# What you need to do:
Write out the entire listing below exactly, with the pictures left out.

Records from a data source
-.-.-
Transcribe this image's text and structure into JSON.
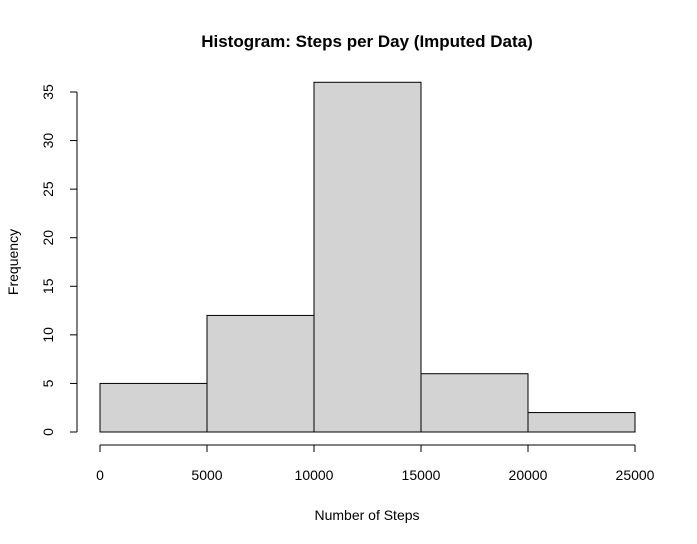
{
  "chart_data": {
    "type": "bar",
    "title": "Histogram: Steps per Day (Imputed Data)",
    "xlabel": "Number of Steps",
    "ylabel": "Frequency",
    "bins": [
      {
        "start": 0,
        "end": 5000,
        "count": 5
      },
      {
        "start": 5000,
        "end": 10000,
        "count": 12
      },
      {
        "start": 10000,
        "end": 15000,
        "count": 36
      },
      {
        "start": 15000,
        "end": 20000,
        "count": 6
      },
      {
        "start": 20000,
        "end": 25000,
        "count": 2
      }
    ],
    "xlim": [
      0,
      25000
    ],
    "ylim": [
      0,
      35
    ],
    "xticks": [
      "0",
      "5000",
      "10000",
      "15000",
      "20000",
      "25000"
    ],
    "yticks": [
      "0",
      "5",
      "10",
      "15",
      "20",
      "25",
      "30",
      "35"
    ],
    "grid": false,
    "bar_color": "#d3d3d3",
    "edge_color": "#000000"
  }
}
-.-.-
# Completed exercise:
Transcribe this image's text and structure into JSON.
{
  "chart_data": {
    "type": "bar",
    "title": "Histogram: Steps per Day (Imputed Data)",
    "xlabel": "Number of Steps",
    "ylabel": "Frequency",
    "bins": [
      {
        "start": 0,
        "end": 5000,
        "count": 5
      },
      {
        "start": 5000,
        "end": 10000,
        "count": 12
      },
      {
        "start": 10000,
        "end": 15000,
        "count": 36
      },
      {
        "start": 15000,
        "end": 20000,
        "count": 6
      },
      {
        "start": 20000,
        "end": 25000,
        "count": 2
      }
    ],
    "xlim": [
      0,
      25000
    ],
    "ylim": [
      0,
      35
    ],
    "xticks": [
      "0",
      "5000",
      "10000",
      "15000",
      "20000",
      "25000"
    ],
    "yticks": [
      "0",
      "5",
      "10",
      "15",
      "20",
      "25",
      "30",
      "35"
    ],
    "grid": false,
    "bar_color": "#d3d3d3",
    "edge_color": "#000000"
  }
}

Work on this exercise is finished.